Data excerpts:
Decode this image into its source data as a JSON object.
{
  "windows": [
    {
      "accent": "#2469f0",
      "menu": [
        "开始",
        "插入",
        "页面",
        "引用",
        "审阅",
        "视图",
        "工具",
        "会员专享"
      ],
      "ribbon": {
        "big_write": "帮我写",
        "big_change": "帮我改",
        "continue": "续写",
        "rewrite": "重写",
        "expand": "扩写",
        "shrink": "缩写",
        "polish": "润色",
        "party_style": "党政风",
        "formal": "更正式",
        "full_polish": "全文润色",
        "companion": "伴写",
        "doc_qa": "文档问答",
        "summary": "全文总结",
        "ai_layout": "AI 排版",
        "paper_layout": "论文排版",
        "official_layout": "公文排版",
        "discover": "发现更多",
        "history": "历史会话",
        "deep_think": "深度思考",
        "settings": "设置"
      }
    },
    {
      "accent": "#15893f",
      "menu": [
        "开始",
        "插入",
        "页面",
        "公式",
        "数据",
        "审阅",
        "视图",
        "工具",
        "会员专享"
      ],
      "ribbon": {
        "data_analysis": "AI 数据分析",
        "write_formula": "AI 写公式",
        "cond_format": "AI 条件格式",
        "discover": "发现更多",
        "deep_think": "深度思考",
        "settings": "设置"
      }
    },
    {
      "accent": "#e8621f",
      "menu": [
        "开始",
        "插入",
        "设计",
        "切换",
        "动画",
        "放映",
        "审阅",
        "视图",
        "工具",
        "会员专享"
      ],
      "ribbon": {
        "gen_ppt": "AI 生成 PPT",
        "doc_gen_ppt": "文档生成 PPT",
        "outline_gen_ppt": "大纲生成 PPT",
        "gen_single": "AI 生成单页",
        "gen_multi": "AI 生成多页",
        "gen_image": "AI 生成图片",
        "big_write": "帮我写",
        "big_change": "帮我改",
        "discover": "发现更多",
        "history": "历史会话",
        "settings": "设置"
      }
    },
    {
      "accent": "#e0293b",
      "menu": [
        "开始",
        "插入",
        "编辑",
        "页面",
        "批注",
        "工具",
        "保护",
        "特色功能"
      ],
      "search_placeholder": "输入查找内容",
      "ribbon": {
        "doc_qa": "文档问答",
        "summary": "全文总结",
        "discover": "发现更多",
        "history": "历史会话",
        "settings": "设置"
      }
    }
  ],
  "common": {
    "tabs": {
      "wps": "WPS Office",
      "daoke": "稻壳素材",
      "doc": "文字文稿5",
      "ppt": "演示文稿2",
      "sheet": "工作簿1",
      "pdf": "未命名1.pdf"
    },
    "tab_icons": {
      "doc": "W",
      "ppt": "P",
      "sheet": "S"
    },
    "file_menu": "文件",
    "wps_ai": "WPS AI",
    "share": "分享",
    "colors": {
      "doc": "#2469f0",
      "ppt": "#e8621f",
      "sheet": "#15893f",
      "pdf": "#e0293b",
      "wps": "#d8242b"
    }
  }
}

§ Your objective: Every entry in the listing must be retyped exactly.

§ Task result:
Decode this image into its source data as a JSON object.
{
  "windows": [
    {
      "accent": "#2469f0",
      "menu": [
        "开始",
        "插入",
        "页面",
        "引用",
        "审阅",
        "视图",
        "工具",
        "会员专享"
      ],
      "ribbon": {
        "big_write": "帮我写",
        "big_change": "帮我改",
        "continue": "续写",
        "rewrite": "重写",
        "expand": "扩写",
        "shrink": "缩写",
        "polish": "润色",
        "party_style": "党政风",
        "formal": "更正式",
        "full_polish": "全文润色",
        "companion": "伴写",
        "doc_qa": "文档问答",
        "summary": "全文总结",
        "ai_layout": "AI 排版",
        "paper_layout": "论文排版",
        "official_layout": "公文排版",
        "discover": "发现更多",
        "history": "历史会话",
        "deep_think": "深度思考",
        "settings": "设置"
      }
    },
    {
      "accent": "#15893f",
      "menu": [
        "开始",
        "插入",
        "页面",
        "公式",
        "数据",
        "审阅",
        "视图",
        "工具",
        "会员专享"
      ],
      "ribbon": {
        "data_analysis": "AI 数据分析",
        "write_formula": "AI 写公式",
        "cond_format": "AI 条件格式",
        "discover": "发现更多",
        "deep_think": "深度思考",
        "settings": "设置"
      }
    },
    {
      "accent": "#e8621f",
      "menu": [
        "开始",
        "插入",
        "设计",
        "切换",
        "动画",
        "放映",
        "审阅",
        "视图",
        "工具",
        "会员专享"
      ],
      "ribbon": {
        "gen_ppt": "AI 生成 PPT",
        "doc_gen_ppt": "文档生成 PPT",
        "outline_gen_ppt": "大纲生成 PPT",
        "gen_single": "AI 生成单页",
        "gen_multi": "AI 生成多页",
        "gen_image": "AI 生成图片",
        "big_write": "帮我写",
        "big_change": "帮我改",
        "discover": "发现更多",
        "history": "历史会话",
        "settings": "设置"
      }
    },
    {
      "accent": "#e0293b",
      "menu": [
        "开始",
        "插入",
        "编辑",
        "页面",
        "批注",
        "工具",
        "保护",
        "特色功能"
      ],
      "search_placeholder": "输入查找内容",
      "ribbon": {
        "doc_qa": "文档问答",
        "summary": "全文总结",
        "discover": "发现更多",
        "history": "历史会话",
        "settings": "设置"
      }
    }
  ],
  "common": {
    "tabs": {
      "wps": "WPS Office",
      "daoke": "稻壳素材",
      "doc": "文字文稿5",
      "ppt": "演示文稿2",
      "sheet": "工作簿1",
      "pdf": "未命名1.pdf"
    },
    "tab_icons": {
      "doc": "W",
      "ppt": "P",
      "sheet": "S"
    },
    "file_menu": "文件",
    "wps_ai": "WPS AI",
    "share": "分享",
    "colors": {
      "doc": "#2469f0",
      "ppt": "#e8621f",
      "sheet": "#15893f",
      "pdf": "#e0293b",
      "wps": "#d8242b"
    }
  }
}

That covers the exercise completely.